__Source passage__:
——

But the media gangster was an invention and not an accurate reflection
of reality. It was a projection about what would sell. And indeed: millions
of Americans literally bought what was being sold. In the 1920’s
a new flood of consumer goods entered the market. This event opened the
new market of mass-consumption. There was a change in how the products
were seen. It was not the function of the products that was important,
but the image. And it was the gangster who projected this image to the
outside world.
Veblen called this conspicuous consumption. (The theory of the leisure
class, 1899) It is the need to spend money in a way that “serves
the purpose of a favourable invidious comparison with other consumer”.
That is to spend money in a way that makes other people feel poor . This
is exactly what the media were doing in the 1920’s. The theory behind
this is that according to Veblen , we have two sets of conflicting instincts:
constructive and destructive. One of the constructive elements is “Idle
Curiosity”. Idle Curiosity refers to our ability to imagine and
it can be good or bad. E.g.: we can create literature, but we can exploit
it using advertising and propaganda.
Originally, prohibition was meant to lower crime. Instead, crime rates
were higher than before and crime became organised. It was the repeal
of prohibition that finally lowered crime because the gangster was out
of work. With the crash on the Wall Street Stock exchange in 1929, he
too lost a lot of money.

——

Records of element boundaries
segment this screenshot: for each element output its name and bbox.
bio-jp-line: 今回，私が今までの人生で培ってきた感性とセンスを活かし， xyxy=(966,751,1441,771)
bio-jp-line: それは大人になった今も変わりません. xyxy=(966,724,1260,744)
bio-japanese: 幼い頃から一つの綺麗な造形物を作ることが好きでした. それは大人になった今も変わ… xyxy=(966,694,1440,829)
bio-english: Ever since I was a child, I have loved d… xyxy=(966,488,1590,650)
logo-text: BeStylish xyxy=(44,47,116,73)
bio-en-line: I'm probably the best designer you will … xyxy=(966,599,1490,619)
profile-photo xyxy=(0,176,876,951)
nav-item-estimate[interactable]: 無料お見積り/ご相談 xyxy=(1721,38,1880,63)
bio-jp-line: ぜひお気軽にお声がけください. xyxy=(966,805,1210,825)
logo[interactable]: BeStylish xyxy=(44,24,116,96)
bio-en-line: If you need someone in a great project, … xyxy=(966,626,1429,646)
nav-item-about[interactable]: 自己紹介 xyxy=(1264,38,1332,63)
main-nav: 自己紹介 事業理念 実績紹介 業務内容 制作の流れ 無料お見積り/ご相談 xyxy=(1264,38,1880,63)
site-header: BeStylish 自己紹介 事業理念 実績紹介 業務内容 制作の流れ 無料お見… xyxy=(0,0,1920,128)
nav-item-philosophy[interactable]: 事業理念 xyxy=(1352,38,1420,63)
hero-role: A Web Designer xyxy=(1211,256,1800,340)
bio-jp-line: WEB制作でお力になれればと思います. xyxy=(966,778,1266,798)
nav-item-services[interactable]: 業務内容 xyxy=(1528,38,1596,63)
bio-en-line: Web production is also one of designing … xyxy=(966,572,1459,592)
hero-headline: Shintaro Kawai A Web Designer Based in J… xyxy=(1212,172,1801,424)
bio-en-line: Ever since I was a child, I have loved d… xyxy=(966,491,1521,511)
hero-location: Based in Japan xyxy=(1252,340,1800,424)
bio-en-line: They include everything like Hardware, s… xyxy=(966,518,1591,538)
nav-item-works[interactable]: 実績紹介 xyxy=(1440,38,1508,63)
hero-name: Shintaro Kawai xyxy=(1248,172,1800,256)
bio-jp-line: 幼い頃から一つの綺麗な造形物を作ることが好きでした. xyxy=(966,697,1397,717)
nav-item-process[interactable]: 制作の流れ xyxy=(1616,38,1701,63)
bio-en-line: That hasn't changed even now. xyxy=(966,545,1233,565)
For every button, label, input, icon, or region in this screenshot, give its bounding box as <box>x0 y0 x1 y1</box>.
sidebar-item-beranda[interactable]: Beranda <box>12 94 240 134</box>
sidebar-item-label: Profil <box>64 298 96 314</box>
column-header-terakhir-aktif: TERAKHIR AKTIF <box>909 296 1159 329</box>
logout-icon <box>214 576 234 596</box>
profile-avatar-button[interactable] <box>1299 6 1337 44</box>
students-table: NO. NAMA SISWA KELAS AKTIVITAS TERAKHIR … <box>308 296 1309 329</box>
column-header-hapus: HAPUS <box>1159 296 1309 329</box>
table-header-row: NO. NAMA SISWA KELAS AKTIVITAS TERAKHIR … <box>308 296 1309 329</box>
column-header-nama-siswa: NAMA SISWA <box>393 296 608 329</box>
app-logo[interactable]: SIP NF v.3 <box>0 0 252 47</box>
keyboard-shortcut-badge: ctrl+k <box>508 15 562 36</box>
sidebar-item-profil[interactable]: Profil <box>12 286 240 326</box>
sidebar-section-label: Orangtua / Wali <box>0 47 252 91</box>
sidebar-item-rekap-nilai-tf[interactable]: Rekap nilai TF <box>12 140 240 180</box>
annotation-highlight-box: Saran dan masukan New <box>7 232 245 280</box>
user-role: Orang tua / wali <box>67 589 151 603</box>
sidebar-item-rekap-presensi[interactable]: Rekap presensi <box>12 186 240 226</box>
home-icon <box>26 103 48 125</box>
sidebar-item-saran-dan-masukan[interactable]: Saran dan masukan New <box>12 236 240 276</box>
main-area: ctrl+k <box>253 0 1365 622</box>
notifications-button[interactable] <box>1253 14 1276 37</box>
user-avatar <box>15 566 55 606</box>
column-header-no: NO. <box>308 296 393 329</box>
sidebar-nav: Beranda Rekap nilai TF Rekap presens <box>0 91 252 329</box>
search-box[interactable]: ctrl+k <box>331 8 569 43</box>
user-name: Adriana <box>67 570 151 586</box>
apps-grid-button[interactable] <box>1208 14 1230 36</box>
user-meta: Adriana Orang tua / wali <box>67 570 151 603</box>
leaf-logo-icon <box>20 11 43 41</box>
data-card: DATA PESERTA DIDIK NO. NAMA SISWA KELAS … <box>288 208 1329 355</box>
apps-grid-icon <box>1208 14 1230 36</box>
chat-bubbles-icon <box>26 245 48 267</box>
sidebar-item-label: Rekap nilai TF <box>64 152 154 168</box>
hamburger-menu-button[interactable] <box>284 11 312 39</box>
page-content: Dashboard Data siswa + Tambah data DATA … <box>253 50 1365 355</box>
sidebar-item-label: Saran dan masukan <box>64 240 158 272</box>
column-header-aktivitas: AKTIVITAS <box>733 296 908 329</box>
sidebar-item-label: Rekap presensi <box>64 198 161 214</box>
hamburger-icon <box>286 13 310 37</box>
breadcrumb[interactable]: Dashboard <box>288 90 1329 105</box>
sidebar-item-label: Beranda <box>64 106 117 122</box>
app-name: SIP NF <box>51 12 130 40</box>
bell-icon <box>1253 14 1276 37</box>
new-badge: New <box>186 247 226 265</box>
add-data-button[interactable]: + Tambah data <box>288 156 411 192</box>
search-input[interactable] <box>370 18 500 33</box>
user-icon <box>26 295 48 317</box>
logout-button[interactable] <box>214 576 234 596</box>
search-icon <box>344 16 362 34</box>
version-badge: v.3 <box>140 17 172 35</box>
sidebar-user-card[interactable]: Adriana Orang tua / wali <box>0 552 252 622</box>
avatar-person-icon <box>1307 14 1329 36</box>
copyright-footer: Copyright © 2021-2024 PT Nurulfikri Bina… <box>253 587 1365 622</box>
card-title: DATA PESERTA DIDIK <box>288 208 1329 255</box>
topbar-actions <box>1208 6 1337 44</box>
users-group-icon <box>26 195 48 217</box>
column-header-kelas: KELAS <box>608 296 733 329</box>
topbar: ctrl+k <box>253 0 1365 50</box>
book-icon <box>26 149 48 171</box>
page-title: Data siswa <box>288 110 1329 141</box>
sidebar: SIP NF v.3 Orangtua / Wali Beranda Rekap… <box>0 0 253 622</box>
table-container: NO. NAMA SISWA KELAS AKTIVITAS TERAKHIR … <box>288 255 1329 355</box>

——

__Written exercise__:
Carry the passage on 1920s gangsters and Prohibition further, starting right after its final sentence. The listing was drawn from a separate source and has no connection to the passage.

__Written answer__:
As mentioned before, advertising changed from hard selling into soft
selling. In1908, Freud, Jung and Scott published the book “The psychology
of Advertising”. The content of the book justified “the psychology
of suggestion” in order for products to leave an impression in the
minds of the consumer .
This idea takes a plunge in the 1920’s where advertising campaigns
base on “suggestion psychology to the unconscious mind of the consumers”.
This is again what Veblen called conspicuous consumption.
During the 1920s, advertising agencies hired psychologists (including
John B. Watson, the founder of behaviourism, and Edward Bernays, Sigmund
Freud's nephew) to design the first campaigns. They invented brand name
identification, created memorable slogans, manipulated endorsements by
doctors or celebrities, and appealed to consumers' hunger for prestige
and status. By 1929, American companies spent $3 billion annually to advertise
their products, five times more than in 1914. (Sivulka, 1998).
Dr John B. Watson claimed to have found basic techniques for predicting
and manipulating human behaviour (Sivulka, 1998). According to him, advertisers
needed to tap into human drives such as love and fear. They should repeatedly
associate the given stimulus with their products. This is why advertisers
today often incorporate popular songs in commercials to evoke the same
response as the songs themselves.
4 Depression and Hollywood Studio System
Such a booming economy like it existed in the American twenties, it could
not last forever. While searching on the Internet, I found some interesting
notes about the great depression. Michel Aglietta says that the Great
Depression was due to the “uneven early development of a regime
of intensive accumulation, revolutionizing social productive powers in
the US without simultaneously transforming social consumption norms and
the real living conditions of the industrial working class.”
During the Great Depression, Hollywood played a valuable psychological
role because it was them who kept the moral of the population high. Figures
say that even at the depression's depths, 60 to 80 million Americans attended
the movies each week.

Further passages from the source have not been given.